#### EXCERPTED RECORDS

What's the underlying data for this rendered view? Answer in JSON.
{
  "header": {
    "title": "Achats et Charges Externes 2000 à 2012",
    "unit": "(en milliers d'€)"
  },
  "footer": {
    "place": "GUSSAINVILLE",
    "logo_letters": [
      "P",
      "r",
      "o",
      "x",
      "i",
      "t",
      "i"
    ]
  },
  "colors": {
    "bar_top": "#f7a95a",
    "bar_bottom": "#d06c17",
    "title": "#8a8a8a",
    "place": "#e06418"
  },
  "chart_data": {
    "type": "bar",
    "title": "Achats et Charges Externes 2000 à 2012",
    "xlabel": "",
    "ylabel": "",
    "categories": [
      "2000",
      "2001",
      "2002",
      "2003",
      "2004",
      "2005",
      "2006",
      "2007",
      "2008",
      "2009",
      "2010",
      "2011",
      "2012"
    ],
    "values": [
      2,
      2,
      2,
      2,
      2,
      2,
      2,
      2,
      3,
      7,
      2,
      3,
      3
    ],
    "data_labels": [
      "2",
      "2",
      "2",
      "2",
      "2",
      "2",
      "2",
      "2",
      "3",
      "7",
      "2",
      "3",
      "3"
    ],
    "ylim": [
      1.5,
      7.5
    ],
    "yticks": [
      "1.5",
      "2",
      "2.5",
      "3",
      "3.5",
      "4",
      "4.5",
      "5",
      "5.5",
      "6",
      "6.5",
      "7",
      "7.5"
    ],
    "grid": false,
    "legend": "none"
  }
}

########

# TASK OBJECTIVE:
Quote all of the entries verbatim.

# RESULT FOR THIS TASK:
What's the underlying data for this rendered view? Answer in JSON.
{
  "header": {
    "title": "Achats et Charges Externes 2000 à 2012",
    "unit": "(en milliers d'€)"
  },
  "footer": {
    "place": "GUSSAINVILLE",
    "logo_letters": [
      "P",
      "r",
      "o",
      "x",
      "i",
      "t",
      "i"
    ]
  },
  "colors": {
    "bar_top": "#f7a95a",
    "bar_bottom": "#d06c17",
    "title": "#8a8a8a",
    "place": "#e06418"
  },
  "chart_data": {
    "type": "bar",
    "title": "Achats et Charges Externes 2000 à 2012",
    "xlabel": "",
    "ylabel": "",
    "categories": [
      "2000",
      "2001",
      "2002",
      "2003",
      "2004",
      "2005",
      "2006",
      "2007",
      "2008",
      "2009",
      "2010",
      "2011",
      "2012"
    ],
    "values": [
      2,
      2,
      2,
      2,
      2,
      2,
      2,
      2,
      3,
      7,
      2,
      3,
      3
    ],
    "data_labels": [
      "2",
      "2",
      "2",
      "2",
      "2",
      "2",
      "2",
      "2",
      "3",
      "7",
      "2",
      "3",
      "3"
    ],
    "ylim": [
      1.5,
      7.5
    ],
    "yticks": [
      "1.5",
      "2",
      "2.5",
      "3",
      "3.5",
      "4",
      "4.5",
      "5",
      "5.5",
      "6",
      "6.5",
      "7",
      "7.5"
    ],
    "grid": false,
    "legend": "none"
  }
}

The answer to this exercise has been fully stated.